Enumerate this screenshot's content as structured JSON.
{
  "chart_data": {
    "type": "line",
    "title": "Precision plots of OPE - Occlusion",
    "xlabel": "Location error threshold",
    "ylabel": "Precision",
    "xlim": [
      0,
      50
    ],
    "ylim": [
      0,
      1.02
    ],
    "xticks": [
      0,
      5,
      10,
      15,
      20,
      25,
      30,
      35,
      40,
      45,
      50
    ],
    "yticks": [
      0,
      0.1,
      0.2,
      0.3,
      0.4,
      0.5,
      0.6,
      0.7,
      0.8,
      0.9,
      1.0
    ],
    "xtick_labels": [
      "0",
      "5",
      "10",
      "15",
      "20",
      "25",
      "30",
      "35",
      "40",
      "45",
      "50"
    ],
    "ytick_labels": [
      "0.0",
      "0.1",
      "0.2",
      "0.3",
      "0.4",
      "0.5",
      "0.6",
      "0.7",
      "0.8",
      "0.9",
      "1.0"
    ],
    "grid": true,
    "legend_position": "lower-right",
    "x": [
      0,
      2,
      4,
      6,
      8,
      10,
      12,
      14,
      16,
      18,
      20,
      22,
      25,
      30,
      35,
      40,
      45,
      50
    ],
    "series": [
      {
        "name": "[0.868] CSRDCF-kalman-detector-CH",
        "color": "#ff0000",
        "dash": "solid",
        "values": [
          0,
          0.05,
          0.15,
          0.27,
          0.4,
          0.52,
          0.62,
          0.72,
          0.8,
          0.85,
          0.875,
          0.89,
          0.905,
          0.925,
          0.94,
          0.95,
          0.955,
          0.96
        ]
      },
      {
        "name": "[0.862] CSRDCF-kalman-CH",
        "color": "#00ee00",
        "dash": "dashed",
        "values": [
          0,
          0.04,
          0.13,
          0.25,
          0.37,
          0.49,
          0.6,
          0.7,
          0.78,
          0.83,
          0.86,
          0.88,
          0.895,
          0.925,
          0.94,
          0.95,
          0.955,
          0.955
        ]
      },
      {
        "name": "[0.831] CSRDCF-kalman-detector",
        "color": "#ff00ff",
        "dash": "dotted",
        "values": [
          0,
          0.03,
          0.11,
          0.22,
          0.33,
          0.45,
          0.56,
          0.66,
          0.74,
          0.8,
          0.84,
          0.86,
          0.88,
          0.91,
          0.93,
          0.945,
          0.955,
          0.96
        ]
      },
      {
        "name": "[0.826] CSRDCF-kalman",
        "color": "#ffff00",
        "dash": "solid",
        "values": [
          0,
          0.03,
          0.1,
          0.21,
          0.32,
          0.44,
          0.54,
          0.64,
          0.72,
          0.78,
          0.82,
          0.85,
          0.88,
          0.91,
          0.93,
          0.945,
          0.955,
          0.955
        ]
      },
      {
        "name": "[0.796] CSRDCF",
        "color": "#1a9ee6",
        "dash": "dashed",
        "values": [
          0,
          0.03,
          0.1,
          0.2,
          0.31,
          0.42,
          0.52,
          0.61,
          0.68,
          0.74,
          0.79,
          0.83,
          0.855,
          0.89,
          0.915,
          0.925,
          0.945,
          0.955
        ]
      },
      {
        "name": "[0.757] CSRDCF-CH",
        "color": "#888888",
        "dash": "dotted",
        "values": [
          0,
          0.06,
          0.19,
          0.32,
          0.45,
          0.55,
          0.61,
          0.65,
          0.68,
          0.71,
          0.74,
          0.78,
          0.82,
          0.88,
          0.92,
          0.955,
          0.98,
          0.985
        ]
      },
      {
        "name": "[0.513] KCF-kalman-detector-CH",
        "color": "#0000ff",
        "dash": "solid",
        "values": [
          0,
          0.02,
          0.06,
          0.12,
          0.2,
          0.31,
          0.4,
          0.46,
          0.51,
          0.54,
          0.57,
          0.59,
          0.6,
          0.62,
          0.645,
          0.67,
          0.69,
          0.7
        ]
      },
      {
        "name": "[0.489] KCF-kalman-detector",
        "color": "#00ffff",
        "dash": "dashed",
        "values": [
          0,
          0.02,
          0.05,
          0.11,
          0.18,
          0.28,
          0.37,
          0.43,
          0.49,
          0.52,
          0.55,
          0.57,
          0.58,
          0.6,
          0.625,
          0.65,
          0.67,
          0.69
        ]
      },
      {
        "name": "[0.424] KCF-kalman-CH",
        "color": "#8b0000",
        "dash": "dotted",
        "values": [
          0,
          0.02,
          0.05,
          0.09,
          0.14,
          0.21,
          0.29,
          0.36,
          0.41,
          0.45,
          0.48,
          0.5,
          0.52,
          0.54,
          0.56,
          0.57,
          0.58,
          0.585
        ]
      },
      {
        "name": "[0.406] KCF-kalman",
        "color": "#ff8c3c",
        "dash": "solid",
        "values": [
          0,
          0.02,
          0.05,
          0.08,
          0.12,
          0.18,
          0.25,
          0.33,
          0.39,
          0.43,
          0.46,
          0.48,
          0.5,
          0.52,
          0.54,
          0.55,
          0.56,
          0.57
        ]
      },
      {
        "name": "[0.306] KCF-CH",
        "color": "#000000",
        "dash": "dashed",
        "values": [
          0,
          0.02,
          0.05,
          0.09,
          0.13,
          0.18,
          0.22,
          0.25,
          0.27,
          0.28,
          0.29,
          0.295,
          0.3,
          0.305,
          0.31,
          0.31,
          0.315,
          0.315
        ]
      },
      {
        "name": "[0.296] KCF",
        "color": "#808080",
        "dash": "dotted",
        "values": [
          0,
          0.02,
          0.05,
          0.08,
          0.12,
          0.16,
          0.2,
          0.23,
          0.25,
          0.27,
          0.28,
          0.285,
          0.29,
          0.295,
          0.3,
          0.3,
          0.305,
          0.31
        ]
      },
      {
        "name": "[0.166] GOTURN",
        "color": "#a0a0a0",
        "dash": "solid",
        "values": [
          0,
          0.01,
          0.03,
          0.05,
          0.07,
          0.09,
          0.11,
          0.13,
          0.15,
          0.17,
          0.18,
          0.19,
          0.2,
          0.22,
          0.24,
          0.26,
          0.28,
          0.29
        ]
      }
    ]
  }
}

**Task statement:** Set down every record above exactly as given.

**Answer to the exercise:**
Enumerate this screenshot's content as structured JSON.
{
  "chart_data": {
    "type": "line",
    "title": "Precision plots of OPE - Occlusion",
    "xlabel": "Location error threshold",
    "ylabel": "Precision",
    "xlim": [
      0,
      50
    ],
    "ylim": [
      0,
      1.02
    ],
    "xticks": [
      0,
      5,
      10,
      15,
      20,
      25,
      30,
      35,
      40,
      45,
      50
    ],
    "yticks": [
      0,
      0.1,
      0.2,
      0.3,
      0.4,
      0.5,
      0.6,
      0.7,
      0.8,
      0.9,
      1.0
    ],
    "xtick_labels": [
      "0",
      "5",
      "10",
      "15",
      "20",
      "25",
      "30",
      "35",
      "40",
      "45",
      "50"
    ],
    "ytick_labels": [
      "0.0",
      "0.1",
      "0.2",
      "0.3",
      "0.4",
      "0.5",
      "0.6",
      "0.7",
      "0.8",
      "0.9",
      "1.0"
    ],
    "grid": true,
    "legend_position": "lower-right",
    "x": [
      0,
      2,
      4,
      6,
      8,
      10,
      12,
      14,
      16,
      18,
      20,
      22,
      25,
      30,
      35,
      40,
      45,
      50
    ],
    "series": [
      {
        "name": "[0.868] CSRDCF-kalman-detector-CH",
        "color": "#ff0000",
        "dash": "solid",
        "values": [
          0,
          0.05,
          0.15,
          0.27,
          0.4,
          0.52,
          0.62,
          0.72,
          0.8,
          0.85,
          0.875,
          0.89,
          0.905,
          0.925,
          0.94,
          0.95,
          0.955,
          0.96
        ]
      },
      {
        "name": "[0.862] CSRDCF-kalman-CH",
        "color": "#00ee00",
        "dash": "dashed",
        "values": [
          0,
          0.04,
          0.13,
          0.25,
          0.37,
          0.49,
          0.6,
          0.7,
          0.78,
          0.83,
          0.86,
          0.88,
          0.895,
          0.925,
          0.94,
          0.95,
          0.955,
          0.955
        ]
      },
      {
        "name": "[0.831] CSRDCF-kalman-detector",
        "color": "#ff00ff",
        "dash": "dotted",
        "values": [
          0,
          0.03,
          0.11,
          0.22,
          0.33,
          0.45,
          0.56,
          0.66,
          0.74,
          0.8,
          0.84,
          0.86,
          0.88,
          0.91,
          0.93,
          0.945,
          0.955,
          0.96
        ]
      },
      {
        "name": "[0.826] CSRDCF-kalman",
        "color": "#ffff00",
        "dash": "solid",
        "values": [
          0,
          0.03,
          0.1,
          0.21,
          0.32,
          0.44,
          0.54,
          0.64,
          0.72,
          0.78,
          0.82,
          0.85,
          0.88,
          0.91,
          0.93,
          0.945,
          0.955,
          0.955
        ]
      },
      {
        "name": "[0.796] CSRDCF",
        "color": "#1a9ee6",
        "dash": "dashed",
        "values": [
          0,
          0.03,
          0.1,
          0.2,
          0.31,
          0.42,
          0.52,
          0.61,
          0.68,
          0.74,
          0.79,
          0.83,
          0.855,
          0.89,
          0.915,
          0.925,
          0.945,
          0.955
        ]
      },
      {
        "name": "[0.757] CSRDCF-CH",
        "color": "#888888",
        "dash": "dotted",
        "values": [
          0,
          0.06,
          0.19,
          0.32,
          0.45,
          0.55,
          0.61,
          0.65,
          0.68,
          0.71,
          0.74,
          0.78,
          0.82,
          0.88,
          0.92,
          0.955,
          0.98,
          0.985
        ]
      },
      {
        "name": "[0.513] KCF-kalman-detector-CH",
        "color": "#0000ff",
        "dash": "solid",
        "values": [
          0,
          0.02,
          0.06,
          0.12,
          0.2,
          0.31,
          0.4,
          0.46,
          0.51,
          0.54,
          0.57,
          0.59,
          0.6,
          0.62,
          0.645,
          0.67,
          0.69,
          0.7
        ]
      },
      {
        "name": "[0.489] KCF-kalman-detector",
        "color": "#00ffff",
        "dash": "dashed",
        "values": [
          0,
          0.02,
          0.05,
          0.11,
          0.18,
          0.28,
          0.37,
          0.43,
          0.49,
          0.52,
          0.55,
          0.57,
          0.58,
          0.6,
          0.625,
          0.65,
          0.67,
          0.69
        ]
      },
      {
        "name": "[0.424] KCF-kalman-CH",
        "color": "#8b0000",
        "dash": "dotted",
        "values": [
          0,
          0.02,
          0.05,
          0.09,
          0.14,
          0.21,
          0.29,
          0.36,
          0.41,
          0.45,
          0.48,
          0.5,
          0.52,
          0.54,
          0.56,
          0.57,
          0.58,
          0.585
        ]
      },
      {
        "name": "[0.406] KCF-kalman",
        "color": "#ff8c3c",
        "dash": "solid",
        "values": [
          0,
          0.02,
          0.05,
          0.08,
          0.12,
          0.18,
          0.25,
          0.33,
          0.39,
          0.43,
          0.46,
          0.48,
          0.5,
          0.52,
          0.54,
          0.55,
          0.56,
          0.57
        ]
      },
      {
        "name": "[0.306] KCF-CH",
        "color": "#000000",
        "dash": "dashed",
        "values": [
          0,
          0.02,
          0.05,
          0.09,
          0.13,
          0.18,
          0.22,
          0.25,
          0.27,
          0.28,
          0.29,
          0.295,
          0.3,
          0.305,
          0.31,
          0.31,
          0.315,
          0.315
        ]
      },
      {
        "name": "[0.296] KCF",
        "color": "#808080",
        "dash": "dotted",
        "values": [
          0,
          0.02,
          0.05,
          0.08,
          0.12,
          0.16,
          0.2,
          0.23,
          0.25,
          0.27,
          0.28,
          0.285,
          0.29,
          0.295,
          0.3,
          0.3,
          0.305,
          0.31
        ]
      },
      {
        "name": "[0.166] GOTURN",
        "color": "#a0a0a0",
        "dash": "solid",
        "values": [
          0,
          0.01,
          0.03,
          0.05,
          0.07,
          0.09,
          0.11,
          0.13,
          0.15,
          0.17,
          0.18,
          0.19,
          0.2,
          0.22,
          0.24,
          0.26,
          0.28,
          0.29
        ]
      }
    ]
  }
}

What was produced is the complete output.